Top of Excerpt to read

So, that would seem to be kind of the opposite.
__________________
"What have I learned but the proper use for several tools" -Gary Snyder Bourgeois DR-A / Bowerman "Working Man's" OM / Martin Custom D-18 (adi & flame) / Martin OM-21 / Northwood M70 MJ / 1970s Sigma DR-7 / Eastman E6D / Flatiron Signature A5 / Silverangel Econo A (Call me Dan) |
#4
|
|||
|
|||
I built a walnut topped guitar which had the notes jump off of the soundboard. Over time the bridge pealed off. I increased the bridge plate size and reglued the bridge. The guitar only sounds 'normal' now. Not bad but no magic.
__________________
Fred |
#5
|
|||
|
|||
Thanks to all for your feedback. There are so many different thoughts on what drives the optimization of the sound of a guitar. It gets hard to separate the actual science from the varied opinions.
|
#6
|
||||
|
||||
I think the science is pretty clear. If you look at the builders that have 5+year wait list with starting prices around $10,000, all are using top grade wood that they individually tap tone, all are using the stiffest bridge plate material, usually maple, black locust or rosewood to translate that to the top, and brace it as lightly as possible. Every guitar in my music room after years of collecting, is incredibly light weight and incredibly responsive. But they do differ in top wood, back and side wood, bracing, bridge plate species, neck attachment, etc. So there’s more than one way to get to the endpoint, but the means are always to build as light as the tension of the strings demand and no more.
|
#7
|
||||
|
||||
Quote:
Are you referring to the bridge itself and calling it the bridge-plate? The bridge plate is the inside most piece of wood spanning from brace-to-brace inside the guitar (below where the X-brace crosses closest to the soundhole). Outside to inside an acoustic guitar has…
It's like a sandwich. I'm just trying to understand your suggestion. Here'a picture of the inside of an X-braced acoustic with the bridge plate being closest layer to the camera…(highlighted in green) If indeed you are referring to the bridge (not the bridge plate) then a larger one could affect projection/volume/clarity of the instrument. I've also experienced a vast improvement of the projection of a guitar where the slot in the bridge was improperly leveled (it was NOT level) and when it was routed properly the saddle seated better and increased the volume/projection/clarity of the instrument vastly!
__________________
Baby #1.1 Baby #1.2 Baby #02 Baby #03 Baby #04 Baby #05 Larry's songs... …Just because you've argued someone into silence doesn't mean you have convinced them… Last edited by ljguitar; 03-08-2020 at 07:34 AM. Reason: added image |
#8
|
|||
|
|||
Probably the mass and stiffness of the bridge and bridge plate matter more than the physical size for sound production. A small ebony 'bar' bridge might weigh more than a larger 'belly' bridge made of walnut, and both could be similar in stiffness. Which the maker chooses to use might depend on several things. I like to use a larger walnut bridge, for example, on a cedar top, because the larger glue footprint and greater depth along the line of pull help keep it from peeling up so easily. The bridge plate is often sized according to the bridge size, and can be tapered in thickness to reduce unneeded weight. As with everything involving guitars, it's complicated, and everybody seems to have a slightly different opinion.

Bottom of Excerpt to read
Top of Records

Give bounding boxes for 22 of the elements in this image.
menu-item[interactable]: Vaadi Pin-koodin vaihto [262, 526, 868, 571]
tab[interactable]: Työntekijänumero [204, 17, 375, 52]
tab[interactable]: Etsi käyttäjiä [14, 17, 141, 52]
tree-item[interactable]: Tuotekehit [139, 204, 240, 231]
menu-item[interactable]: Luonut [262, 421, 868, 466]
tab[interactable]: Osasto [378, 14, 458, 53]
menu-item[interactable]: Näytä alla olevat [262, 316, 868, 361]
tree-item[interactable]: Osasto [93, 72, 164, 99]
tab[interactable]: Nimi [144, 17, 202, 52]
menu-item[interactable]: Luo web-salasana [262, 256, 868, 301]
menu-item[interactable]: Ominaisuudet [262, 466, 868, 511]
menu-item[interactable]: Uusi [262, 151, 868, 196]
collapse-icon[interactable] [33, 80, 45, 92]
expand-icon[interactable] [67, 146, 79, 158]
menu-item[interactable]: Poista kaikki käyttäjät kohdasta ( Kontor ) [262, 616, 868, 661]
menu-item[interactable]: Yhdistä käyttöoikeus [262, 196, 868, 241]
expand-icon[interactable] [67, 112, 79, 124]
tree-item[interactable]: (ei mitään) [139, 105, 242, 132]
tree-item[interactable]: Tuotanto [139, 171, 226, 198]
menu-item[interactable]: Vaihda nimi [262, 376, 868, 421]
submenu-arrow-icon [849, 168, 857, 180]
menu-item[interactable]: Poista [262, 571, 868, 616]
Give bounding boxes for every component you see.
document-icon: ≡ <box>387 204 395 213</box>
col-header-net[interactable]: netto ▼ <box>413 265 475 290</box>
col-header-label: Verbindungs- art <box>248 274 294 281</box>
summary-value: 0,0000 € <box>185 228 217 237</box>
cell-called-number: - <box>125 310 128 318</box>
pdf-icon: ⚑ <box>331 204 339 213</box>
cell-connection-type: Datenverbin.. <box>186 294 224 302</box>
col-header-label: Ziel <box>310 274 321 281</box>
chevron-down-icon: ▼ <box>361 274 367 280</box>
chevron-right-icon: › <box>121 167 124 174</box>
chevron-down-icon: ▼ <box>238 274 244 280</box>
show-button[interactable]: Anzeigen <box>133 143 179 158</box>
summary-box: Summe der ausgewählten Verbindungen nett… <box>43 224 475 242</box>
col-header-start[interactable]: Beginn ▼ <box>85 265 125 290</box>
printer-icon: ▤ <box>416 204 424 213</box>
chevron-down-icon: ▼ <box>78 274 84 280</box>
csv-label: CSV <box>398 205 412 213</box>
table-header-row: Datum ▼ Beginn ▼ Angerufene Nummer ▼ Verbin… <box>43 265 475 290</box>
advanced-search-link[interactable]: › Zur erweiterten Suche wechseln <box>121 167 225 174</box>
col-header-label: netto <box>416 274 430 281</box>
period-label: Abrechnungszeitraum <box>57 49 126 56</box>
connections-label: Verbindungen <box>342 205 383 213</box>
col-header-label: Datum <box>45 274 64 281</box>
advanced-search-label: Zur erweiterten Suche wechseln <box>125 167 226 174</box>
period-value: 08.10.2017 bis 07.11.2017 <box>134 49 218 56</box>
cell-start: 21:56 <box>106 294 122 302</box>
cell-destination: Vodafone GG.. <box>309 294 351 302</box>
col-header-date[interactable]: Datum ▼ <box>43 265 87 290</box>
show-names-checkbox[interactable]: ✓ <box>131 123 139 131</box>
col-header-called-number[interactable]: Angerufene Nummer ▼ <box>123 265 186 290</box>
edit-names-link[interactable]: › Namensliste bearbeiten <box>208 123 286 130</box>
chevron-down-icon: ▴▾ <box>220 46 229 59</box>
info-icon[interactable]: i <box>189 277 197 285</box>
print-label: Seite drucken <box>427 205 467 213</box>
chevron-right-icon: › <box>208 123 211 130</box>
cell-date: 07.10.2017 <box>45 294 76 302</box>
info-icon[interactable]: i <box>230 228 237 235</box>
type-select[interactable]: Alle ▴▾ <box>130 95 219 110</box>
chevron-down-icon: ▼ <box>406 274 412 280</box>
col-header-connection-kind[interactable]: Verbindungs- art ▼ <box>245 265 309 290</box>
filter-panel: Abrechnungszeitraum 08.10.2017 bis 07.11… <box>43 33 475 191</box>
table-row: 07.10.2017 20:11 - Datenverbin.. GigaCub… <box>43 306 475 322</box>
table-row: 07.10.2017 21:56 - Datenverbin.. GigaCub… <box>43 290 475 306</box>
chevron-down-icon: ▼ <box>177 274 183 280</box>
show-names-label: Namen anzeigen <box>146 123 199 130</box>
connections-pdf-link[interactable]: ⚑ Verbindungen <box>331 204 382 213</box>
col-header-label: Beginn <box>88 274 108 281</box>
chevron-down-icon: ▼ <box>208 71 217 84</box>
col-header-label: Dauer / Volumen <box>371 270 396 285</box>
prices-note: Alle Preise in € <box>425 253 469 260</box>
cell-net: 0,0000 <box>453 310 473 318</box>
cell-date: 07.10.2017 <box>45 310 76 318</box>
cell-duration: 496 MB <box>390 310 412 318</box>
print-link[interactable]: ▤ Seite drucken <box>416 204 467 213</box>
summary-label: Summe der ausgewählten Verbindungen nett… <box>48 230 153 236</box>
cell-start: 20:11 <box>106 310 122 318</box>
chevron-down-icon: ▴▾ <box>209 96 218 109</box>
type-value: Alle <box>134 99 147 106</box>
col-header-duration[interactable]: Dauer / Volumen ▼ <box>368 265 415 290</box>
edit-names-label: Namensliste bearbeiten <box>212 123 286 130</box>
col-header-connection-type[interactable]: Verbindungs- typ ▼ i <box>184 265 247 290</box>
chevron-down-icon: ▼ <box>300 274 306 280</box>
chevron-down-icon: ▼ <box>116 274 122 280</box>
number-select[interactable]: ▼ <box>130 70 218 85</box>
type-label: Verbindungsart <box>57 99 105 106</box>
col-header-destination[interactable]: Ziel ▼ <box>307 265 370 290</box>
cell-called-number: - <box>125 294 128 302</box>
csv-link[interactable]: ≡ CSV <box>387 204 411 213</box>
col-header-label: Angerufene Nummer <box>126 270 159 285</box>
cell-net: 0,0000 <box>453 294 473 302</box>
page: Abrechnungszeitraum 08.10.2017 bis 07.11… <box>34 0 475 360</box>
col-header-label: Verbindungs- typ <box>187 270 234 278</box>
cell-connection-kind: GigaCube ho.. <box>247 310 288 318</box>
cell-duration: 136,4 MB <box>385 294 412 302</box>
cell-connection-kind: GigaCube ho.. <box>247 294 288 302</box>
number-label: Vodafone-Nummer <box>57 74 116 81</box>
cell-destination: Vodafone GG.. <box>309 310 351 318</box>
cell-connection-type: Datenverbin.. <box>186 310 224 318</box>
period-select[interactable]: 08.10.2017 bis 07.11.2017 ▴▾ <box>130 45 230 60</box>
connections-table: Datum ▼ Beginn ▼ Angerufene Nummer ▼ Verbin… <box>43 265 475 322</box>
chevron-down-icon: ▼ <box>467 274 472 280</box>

Bottom of Records

● **Brief**:
In the forum discussion of guitar bridges and bridge plates, which woods are named as the usual stiffest bridge plate materials? The records play no part in this work.

● **Result for this exercise**:
Maple, black locust, or rosewood.